## Exercise
Answer with one number: the count of lines in the listing below that hold the word "untuk".

[Records from a data source]
========================================

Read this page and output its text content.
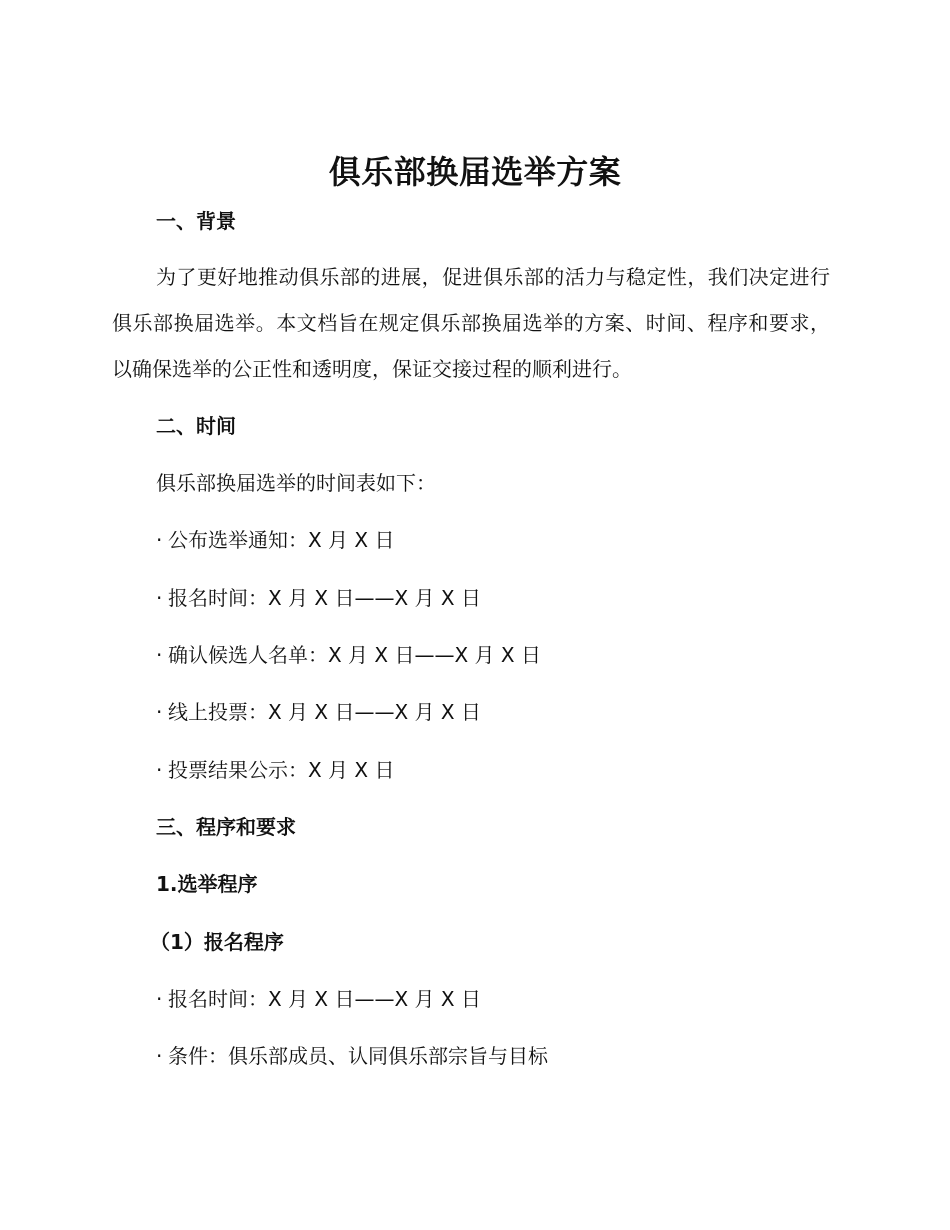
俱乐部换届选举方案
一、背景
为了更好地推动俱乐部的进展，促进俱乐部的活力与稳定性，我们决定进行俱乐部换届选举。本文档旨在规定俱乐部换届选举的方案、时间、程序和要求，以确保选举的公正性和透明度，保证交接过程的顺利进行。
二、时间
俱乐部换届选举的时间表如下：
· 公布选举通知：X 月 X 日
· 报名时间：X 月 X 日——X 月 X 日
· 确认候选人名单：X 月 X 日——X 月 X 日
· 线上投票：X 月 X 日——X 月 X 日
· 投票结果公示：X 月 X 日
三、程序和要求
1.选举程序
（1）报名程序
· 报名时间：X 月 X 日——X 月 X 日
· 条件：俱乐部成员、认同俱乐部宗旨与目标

========================================

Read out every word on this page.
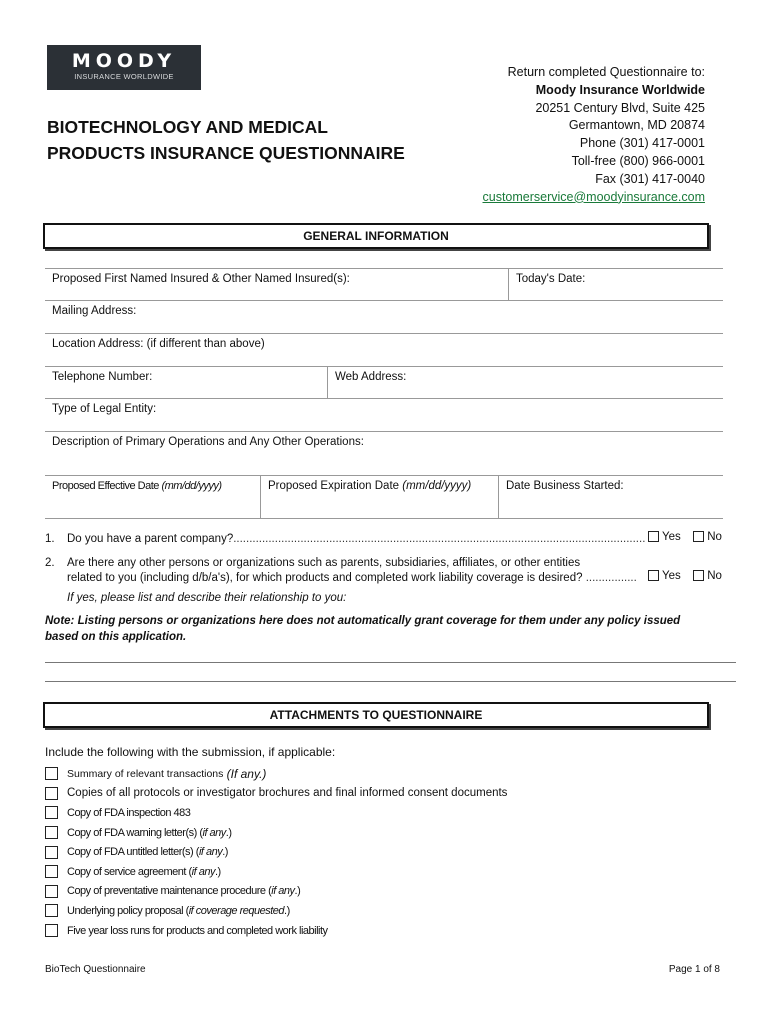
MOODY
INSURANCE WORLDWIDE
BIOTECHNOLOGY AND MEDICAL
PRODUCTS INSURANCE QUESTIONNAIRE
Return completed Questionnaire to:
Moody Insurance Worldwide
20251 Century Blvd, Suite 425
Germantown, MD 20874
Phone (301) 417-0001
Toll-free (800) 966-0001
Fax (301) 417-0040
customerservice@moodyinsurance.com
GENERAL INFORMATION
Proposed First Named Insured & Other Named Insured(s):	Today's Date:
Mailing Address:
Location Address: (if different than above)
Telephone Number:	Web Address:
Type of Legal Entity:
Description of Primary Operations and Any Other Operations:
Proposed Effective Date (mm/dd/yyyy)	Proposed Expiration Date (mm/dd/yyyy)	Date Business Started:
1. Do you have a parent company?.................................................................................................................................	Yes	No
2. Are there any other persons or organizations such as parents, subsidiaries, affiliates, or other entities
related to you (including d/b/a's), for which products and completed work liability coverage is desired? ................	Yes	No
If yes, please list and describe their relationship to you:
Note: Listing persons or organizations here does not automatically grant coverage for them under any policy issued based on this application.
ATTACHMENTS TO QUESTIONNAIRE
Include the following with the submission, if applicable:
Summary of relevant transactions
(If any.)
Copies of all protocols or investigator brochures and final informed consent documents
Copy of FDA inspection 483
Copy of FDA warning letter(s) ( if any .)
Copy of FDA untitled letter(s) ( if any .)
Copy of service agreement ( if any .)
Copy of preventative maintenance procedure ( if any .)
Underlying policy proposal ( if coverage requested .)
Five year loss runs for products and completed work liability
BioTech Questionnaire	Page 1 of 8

========================================

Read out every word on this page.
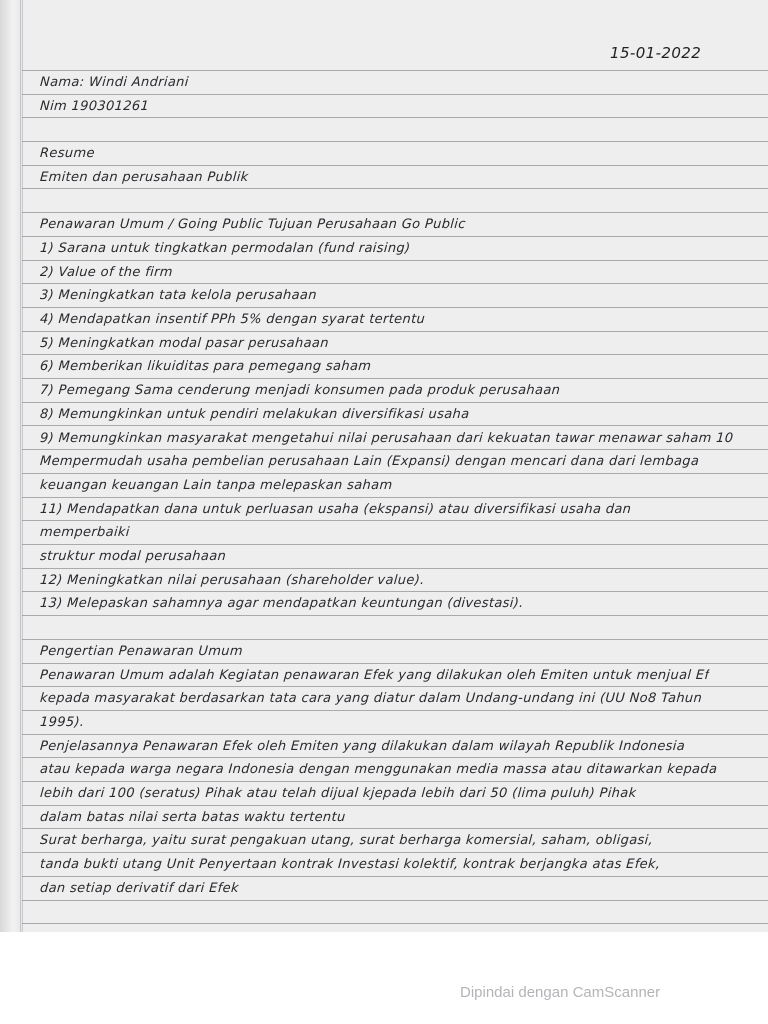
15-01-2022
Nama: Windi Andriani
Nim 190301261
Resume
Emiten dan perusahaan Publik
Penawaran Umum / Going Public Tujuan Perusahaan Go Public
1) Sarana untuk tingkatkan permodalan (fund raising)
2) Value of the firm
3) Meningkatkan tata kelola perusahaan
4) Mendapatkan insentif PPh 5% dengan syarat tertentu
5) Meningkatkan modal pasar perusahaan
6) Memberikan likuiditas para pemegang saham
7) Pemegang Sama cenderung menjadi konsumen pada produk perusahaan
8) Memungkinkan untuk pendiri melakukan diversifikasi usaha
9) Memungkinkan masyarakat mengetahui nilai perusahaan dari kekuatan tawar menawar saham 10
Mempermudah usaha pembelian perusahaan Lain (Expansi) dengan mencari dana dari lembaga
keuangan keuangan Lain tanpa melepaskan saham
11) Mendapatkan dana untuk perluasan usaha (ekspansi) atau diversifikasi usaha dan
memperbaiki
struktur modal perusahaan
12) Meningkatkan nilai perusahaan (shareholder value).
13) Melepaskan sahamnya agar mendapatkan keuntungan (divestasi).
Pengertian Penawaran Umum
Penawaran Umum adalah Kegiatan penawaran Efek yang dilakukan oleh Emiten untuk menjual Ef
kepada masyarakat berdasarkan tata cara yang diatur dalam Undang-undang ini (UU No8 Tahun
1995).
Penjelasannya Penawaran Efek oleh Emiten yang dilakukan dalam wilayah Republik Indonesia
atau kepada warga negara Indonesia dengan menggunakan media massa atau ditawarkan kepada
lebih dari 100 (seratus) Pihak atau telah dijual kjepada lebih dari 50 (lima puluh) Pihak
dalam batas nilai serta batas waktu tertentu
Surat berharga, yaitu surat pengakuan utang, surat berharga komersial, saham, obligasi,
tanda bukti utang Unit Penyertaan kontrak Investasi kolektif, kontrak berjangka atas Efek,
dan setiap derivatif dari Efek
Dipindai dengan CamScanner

========================================

## Solution to the exercise
4